What you will do
Give the material once more, word for word, without any images.

Extracted data entries
**********

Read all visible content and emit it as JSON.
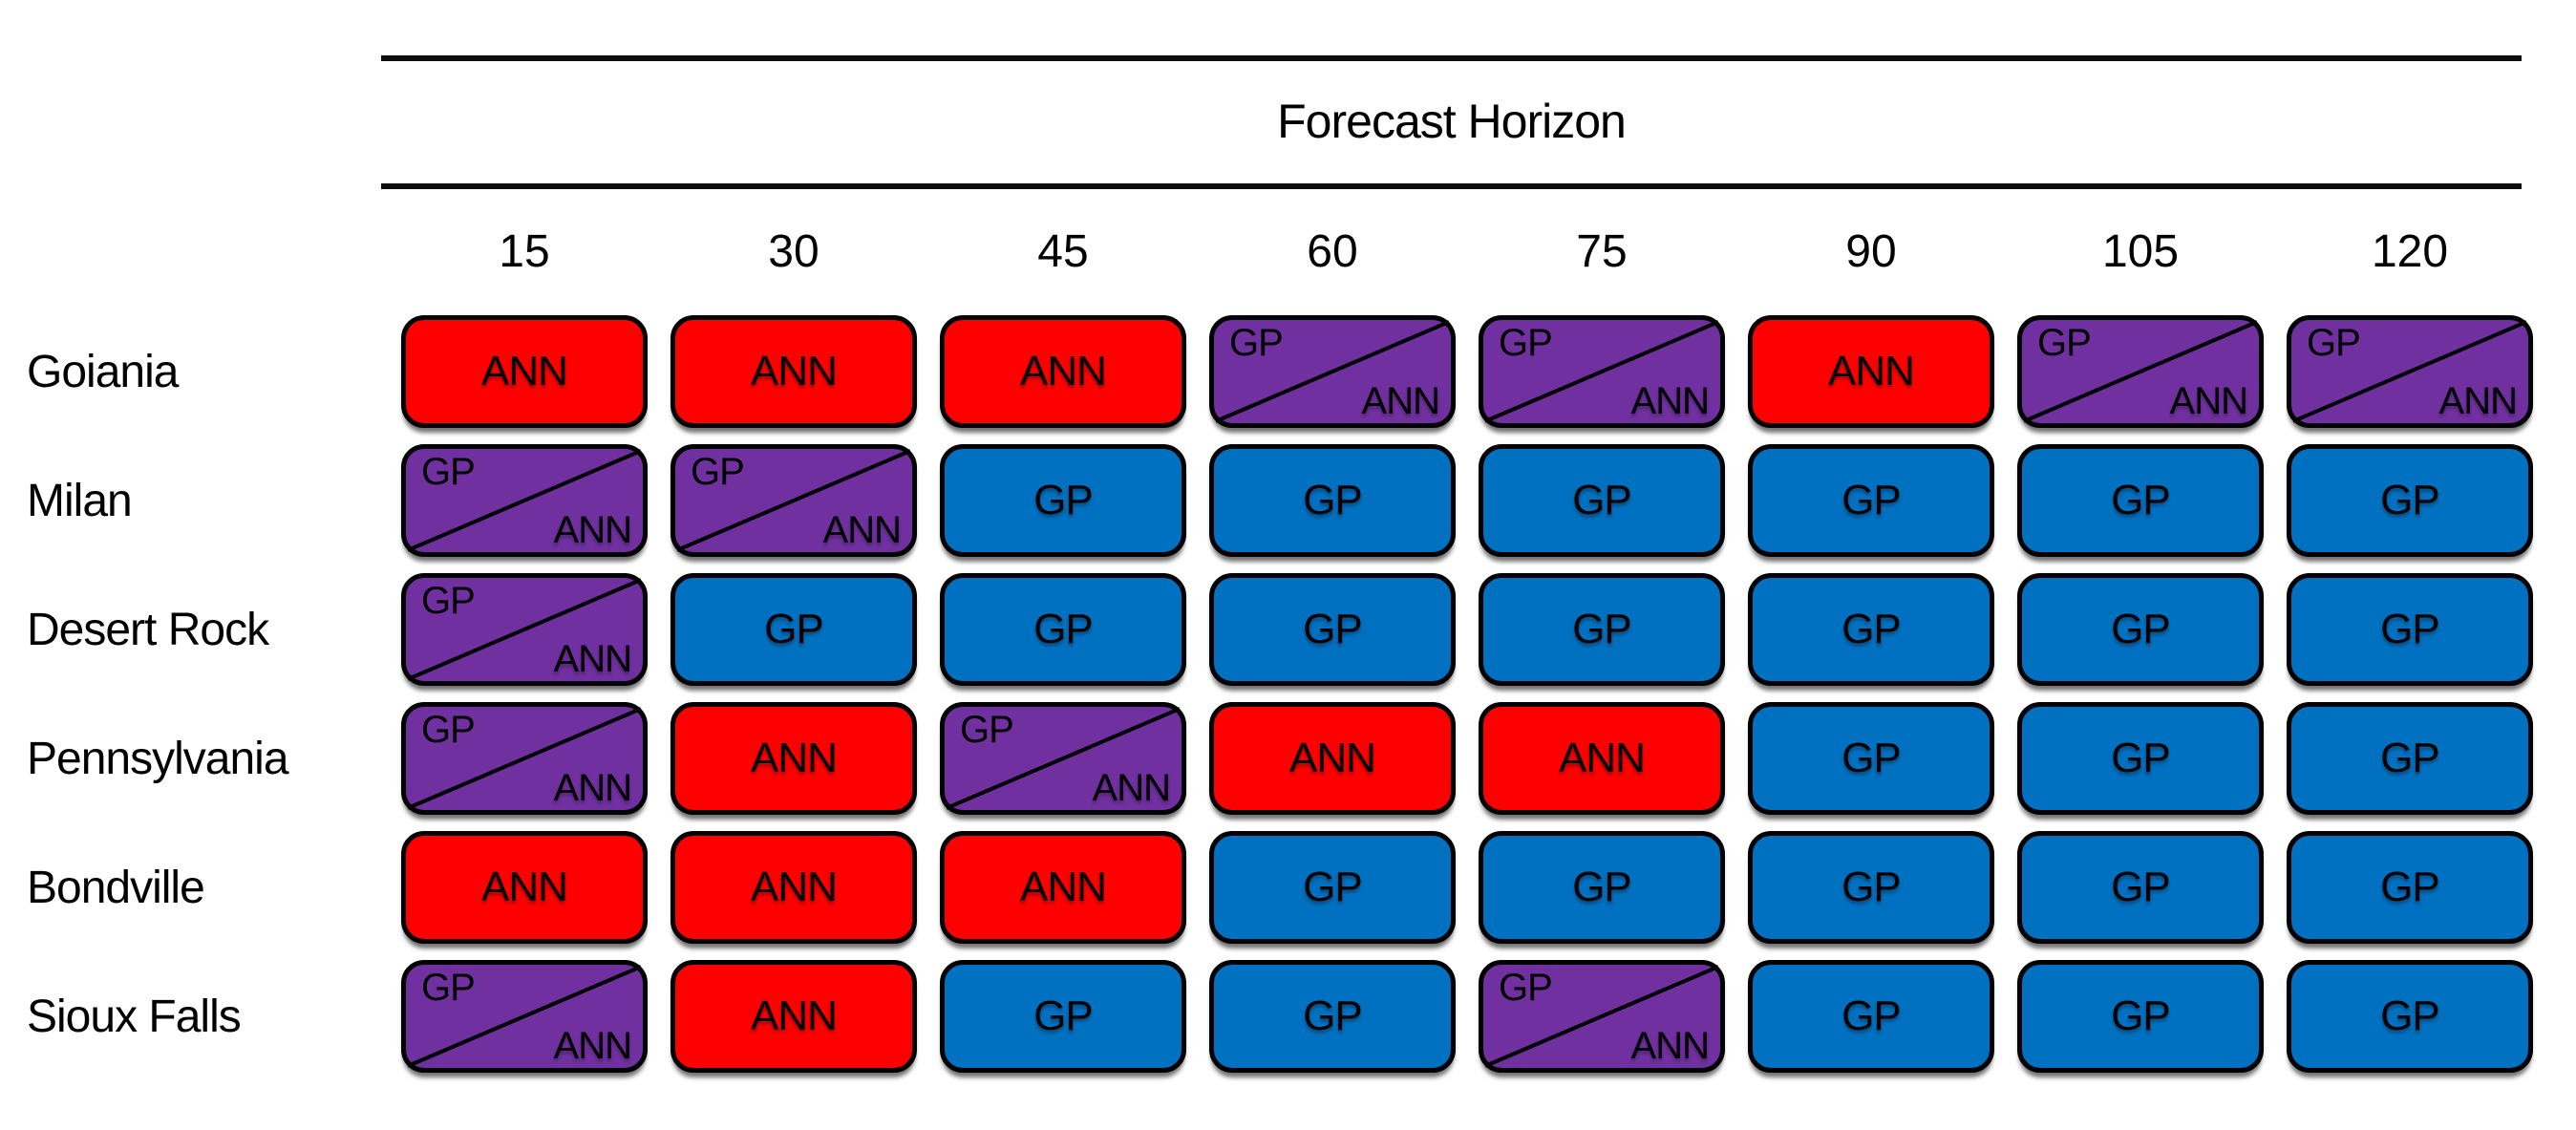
{
  "header": {
    "title": "Forecast Horizon"
  },
  "columns": [
    "15",
    "30",
    "45",
    "60",
    "75",
    "90",
    "105",
    "120"
  ],
  "cell_labels": {
    "gp": "GP",
    "ann": "ANN"
  },
  "colors": {
    "ann": "#FF0000",
    "gp": "#0070C0",
    "gp_ann": "#7030A0",
    "border": "#000000",
    "text": "#000000"
  },
  "rows": [
    {
      "label": "Goiania",
      "cells": [
        "ANN",
        "ANN",
        "ANN",
        "GP/ANN",
        "GP/ANN",
        "ANN",
        "GP/ANN",
        "GP/ANN"
      ]
    },
    {
      "label": "Milan",
      "cells": [
        "GP/ANN",
        "GP/ANN",
        "GP",
        "GP",
        "GP",
        "GP",
        "GP",
        "GP"
      ]
    },
    {
      "label": "Desert Rock",
      "cells": [
        "GP/ANN",
        "GP",
        "GP",
        "GP",
        "GP",
        "GP",
        "GP",
        "GP"
      ]
    },
    {
      "label": "Pennsylvania",
      "cells": [
        "GP/ANN",
        "ANN",
        "GP/ANN",
        "ANN",
        "ANN",
        "GP",
        "GP",
        "GP"
      ]
    },
    {
      "label": "Bondville",
      "cells": [
        "ANN",
        "ANN",
        "ANN",
        "GP",
        "GP",
        "GP",
        "GP",
        "GP"
      ]
    },
    {
      "label": "Sioux Falls",
      "cells": [
        "GP/ANN",
        "ANN",
        "GP",
        "GP",
        "GP/ANN",
        "GP",
        "GP",
        "GP"
      ]
    }
  ],
  "chart_data": {
    "type": "heatmap",
    "title": "Forecast Horizon",
    "xlabel": "Forecast Horizon",
    "ylabel": "",
    "x_categories": [
      15,
      30,
      45,
      60,
      75,
      90,
      105,
      120
    ],
    "y_categories": [
      "Goiania",
      "Milan",
      "Desert Rock",
      "Pennsylvania",
      "Bondville",
      "Sioux Falls"
    ],
    "values": [
      [
        "ANN",
        "ANN",
        "ANN",
        "GP/ANN",
        "GP/ANN",
        "ANN",
        "GP/ANN",
        "GP/ANN"
      ],
      [
        "GP/ANN",
        "GP/ANN",
        "GP",
        "GP",
        "GP",
        "GP",
        "GP",
        "GP"
      ],
      [
        "GP/ANN",
        "GP",
        "GP",
        "GP",
        "GP",
        "GP",
        "GP",
        "GP"
      ],
      [
        "GP/ANN",
        "ANN",
        "GP/ANN",
        "ANN",
        "ANN",
        "GP",
        "GP",
        "GP"
      ],
      [
        "ANN",
        "ANN",
        "ANN",
        "GP",
        "GP",
        "GP",
        "GP",
        "GP"
      ],
      [
        "GP/ANN",
        "ANN",
        "GP",
        "GP",
        "GP/ANN",
        "GP",
        "GP",
        "GP"
      ]
    ],
    "color_map": {
      "ANN": "#FF0000",
      "GP": "#0070C0",
      "GP/ANN": "#7030A0"
    },
    "legend_position": "none",
    "grid": false
  }
}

**********

Answer to the task
Read all visible content and emit it as JSON.
{
  "header": {
    "title": "Forecast Horizon"
  },
  "columns": [
    "15",
    "30",
    "45",
    "60",
    "75",
    "90",
    "105",
    "120"
  ],
  "cell_labels": {
    "gp": "GP",
    "ann": "ANN"
  },
  "colors": {
    "ann": "#FF0000",
    "gp": "#0070C0",
    "gp_ann": "#7030A0",
    "border": "#000000",
    "text": "#000000"
  },
  "rows": [
    {
      "label": "Goiania",
      "cells": [
        "ANN",
        "ANN",
        "ANN",
        "GP/ANN",
        "GP/ANN",
        "ANN",
        "GP/ANN",
        "GP/ANN"
      ]
    },
    {
      "label": "Milan",
      "cells": [
        "GP/ANN",
        "GP/ANN",
        "GP",
        "GP",
        "GP",
        "GP",
        "GP",
        "GP"
      ]
    },
    {
      "label": "Desert Rock",
      "cells": [
        "GP/ANN",
        "GP",
        "GP",
        "GP",
        "GP",
        "GP",
        "GP",
        "GP"
      ]
    },
    {
      "label": "Pennsylvania",
      "cells": [
        "GP/ANN",
        "ANN",
        "GP/ANN",
        "ANN",
        "ANN",
        "GP",
        "GP",
        "GP"
      ]
    },
    {
      "label": "Bondville",
      "cells": [
        "ANN",
        "ANN",
        "ANN",
        "GP",
        "GP",
        "GP",
        "GP",
        "GP"
      ]
    },
    {
      "label": "Sioux Falls",
      "cells": [
        "GP/ANN",
        "ANN",
        "GP",
        "GP",
        "GP/ANN",
        "GP",
        "GP",
        "GP"
      ]
    }
  ],
  "chart_data": {
    "type": "heatmap",
    "title": "Forecast Horizon",
    "xlabel": "Forecast Horizon",
    "ylabel": "",
    "x_categories": [
      15,
      30,
      45,
      60,
      75,
      90,
      105,
      120
    ],
    "y_categories": [
      "Goiania",
      "Milan",
      "Desert Rock",
      "Pennsylvania",
      "Bondville",
      "Sioux Falls"
    ],
    "values": [
      [
        "ANN",
        "ANN",
        "ANN",
        "GP/ANN",
        "GP/ANN",
        "ANN",
        "GP/ANN",
        "GP/ANN"
      ],
      [
        "GP/ANN",
        "GP/ANN",
        "GP",
        "GP",
        "GP",
        "GP",
        "GP",
        "GP"
      ],
      [
        "GP/ANN",
        "GP",
        "GP",
        "GP",
        "GP",
        "GP",
        "GP",
        "GP"
      ],
      [
        "GP/ANN",
        "ANN",
        "GP/ANN",
        "ANN",
        "ANN",
        "GP",
        "GP",
        "GP"
      ],
      [
        "ANN",
        "ANN",
        "ANN",
        "GP",
        "GP",
        "GP",
        "GP",
        "GP"
      ],
      [
        "GP/ANN",
        "ANN",
        "GP",
        "GP",
        "GP/ANN",
        "GP",
        "GP",
        "GP"
      ]
    ],
    "color_map": {
      "ANN": "#FF0000",
      "GP": "#0070C0",
      "GP/ANN": "#7030A0"
    },
    "legend_position": "none",
    "grid": false
  }
}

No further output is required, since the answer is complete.